— Stored items —
■ ■ ■ ■

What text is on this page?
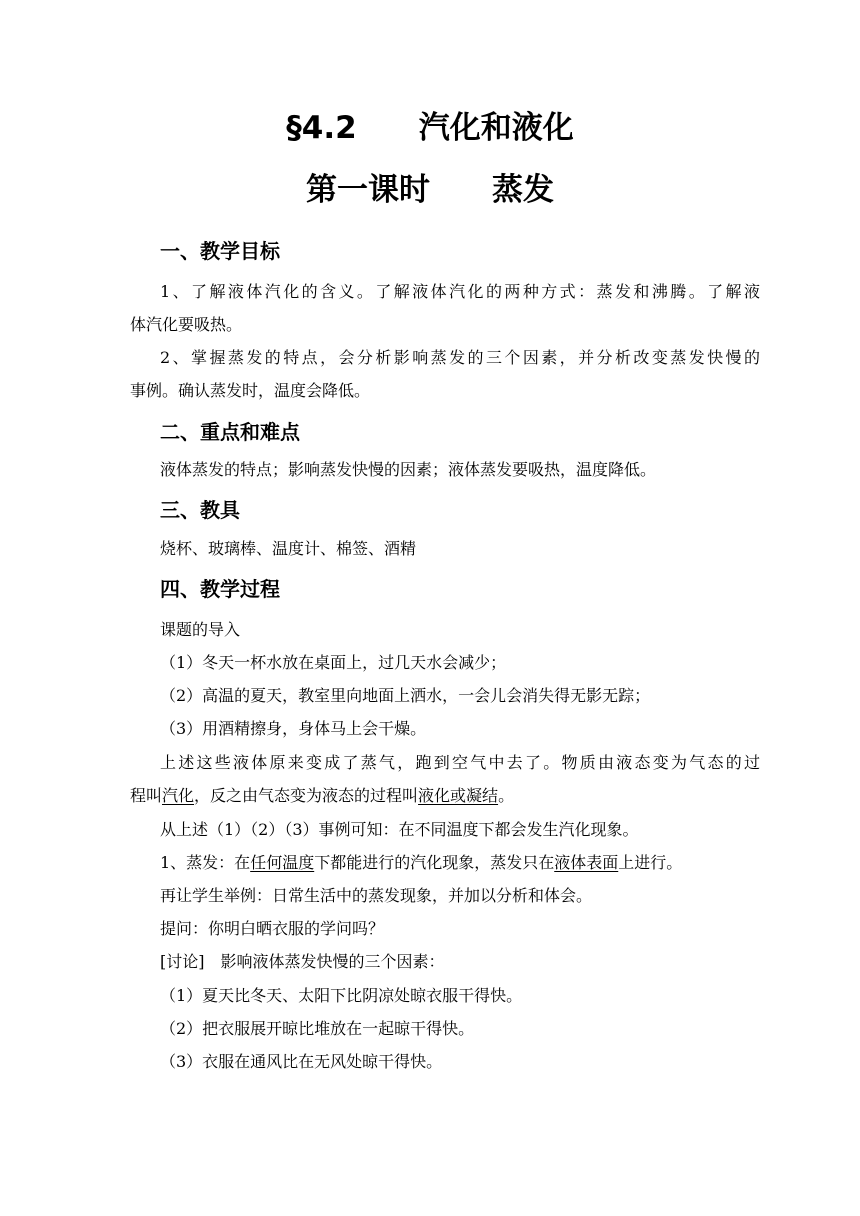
§4.2　　汽化和液化
第一课时　　蒸发
一、教学目标
1、了解液体汽化的含义。了解液体汽化的两种方式：蒸发和沸腾。了解液
体汽化要吸热。
2、掌握蒸发的特点，会分析影响蒸发的三个因素，并分析改变蒸发快慢的
事例。确认蒸发时，温度会降低。
二、重点和难点
液体蒸发的特点；影响蒸发快慢的因素；液体蒸发要吸热，温度降低。
三、教具
烧杯、玻璃棒、温度计、棉签、酒精
四、教学过程
课题的导入
（1）冬天一杯水放在桌面上，过几天水会减少；
（2）高温的夏天，教室里向地面上洒水，一会儿会消失得无影无踪；
（3）用酒精擦身，身体马上会干燥。
上述这些液体原来变成了蒸气，跑到空气中去了。物质由液态变为气态的过
程叫汽化，反之由气态变为液态的过程叫液化或凝结。
从上述（1）（2）（3）事例可知：在不同温度下都会发生汽化现象。
1、蒸发：在任何温度下都能进行的汽化现象，蒸发只在液体表面上进行。
再让学生举例：日常生活中的蒸发现象，并加以分析和体会。
提问：你明白晒衣服的学问吗？
[讨论]　影响液体蒸发快慢的三个因素：
（1）夏天比冬天、太阳下比阴凉处晾衣服干得快。
（2）把衣服展开晾比堆放在一起晾干得快。
（3）衣服在通风比在无风处晾干得快。
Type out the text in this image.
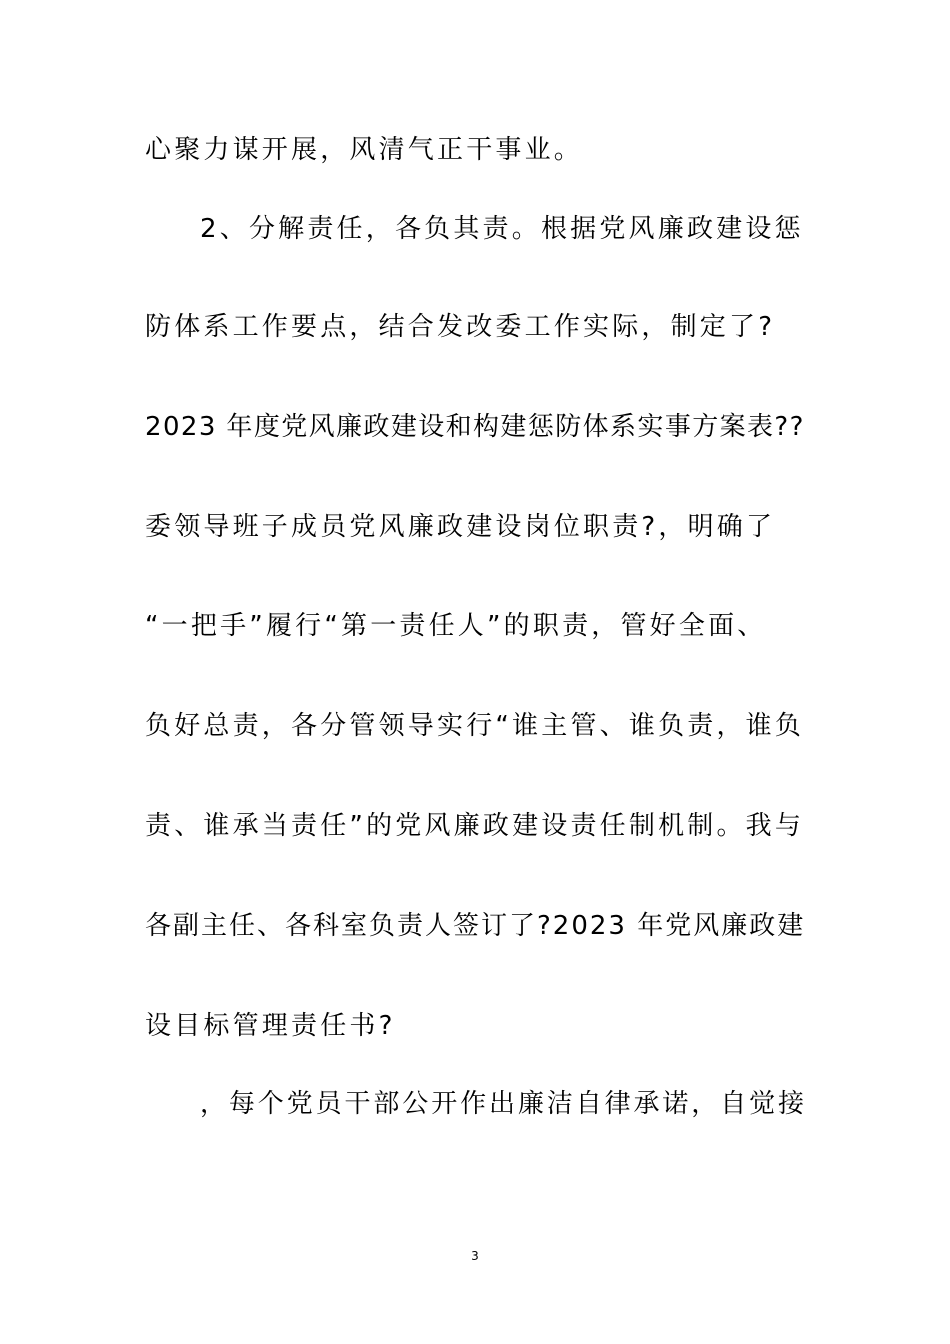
心聚力谋开展，风清气正干事业。
2、分解责任，各负其责。根据党风廉政建设惩
防体系工作要点，结合发改委工作实际，制定了?
2023 年度党风廉政建设和构建惩防体系实事方案表??
委领导班子成员党风廉政建设岗位职责?，明确了
“一把手”履行“第一责任人”的职责，管好全面、
负好总责，各分管领导实行“谁主管、谁负责，谁负
责、谁承当责任”的党风廉政建设责任制机制。我与
各副主任、各科室负责人签订了?2023 年党风廉政建
设目标管理责任书?
，每个党员干部公开作出廉洁自律承诺，自觉接
3
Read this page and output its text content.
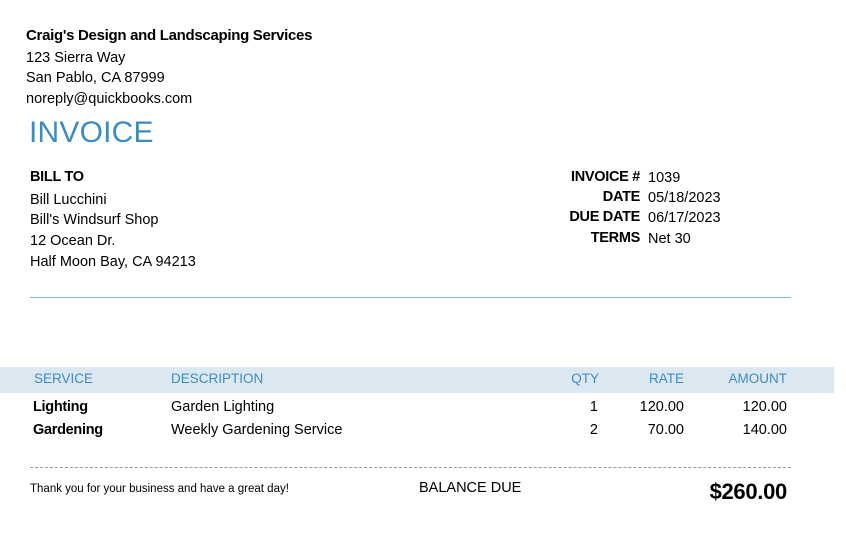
Craig's Design and Landscaping Services
123 Sierra Way
San Pablo, CA 87999
noreply@quickbooks.com
INVOICE
BILL TO
Bill Lucchini
Bill's Windsurf Shop
12 Ocean Dr.
Half Moon Bay, CA 94213
INVOICE # 1039
DATE 05/18/2023
DUE DATE 06/17/2023
TERMS Net 30
SERVICE	DESCRIPTION	QTY	RATE	AMOUNT
Lighting	Garden Lighting	1	120.00	120.00
Gardening	Weekly Gardening Service	2	70.00	140.00
Thank you for your business and have a great day!	BALANCE DUE	$260.00
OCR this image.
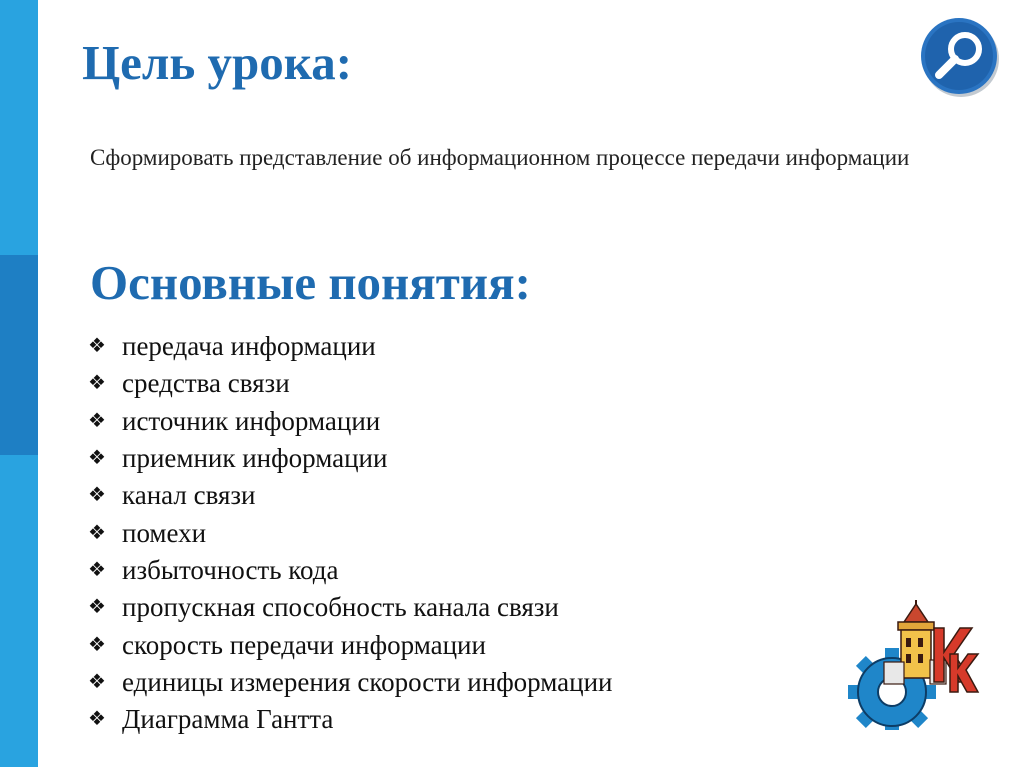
Цель урока:

Сформировать представление об информационном процессе передачи информации

Основные понятия:
❖ передача информации
❖ средства связи
❖ источник информации
❖ приемник информации
❖ канал связи
❖ помехи
❖ избыточность кода
❖ пропускная способность канала связи
❖ скорость передачи информации
❖ единицы измерения скорости информации
❖ Диаграмма Гантта
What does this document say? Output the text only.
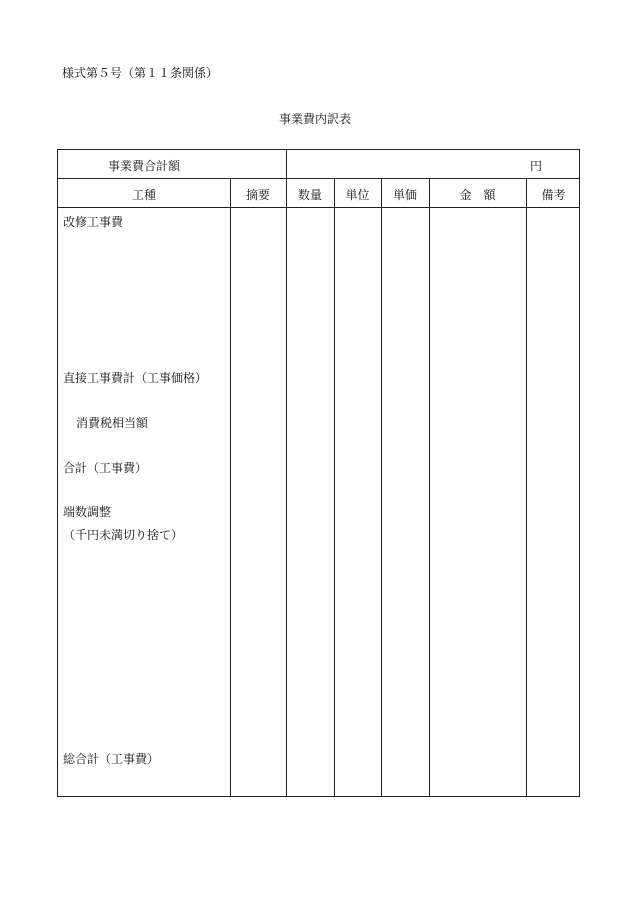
様式第５号（第１１条関係）
事業費内訳表
事業費合計額	円
工種	摘要	数量	単位	単価	金　額	備考
改修工事費
直接工事費計（工事価格）
消費税相当額
合計（工事費）
端数調整
（千円未満切り捨て）
総合計（工事費）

■ ■ ■ ■

— TASK STATEMENT —
State how many lines include the string "What". Give no other information.

— RESPONSE BELOW —
2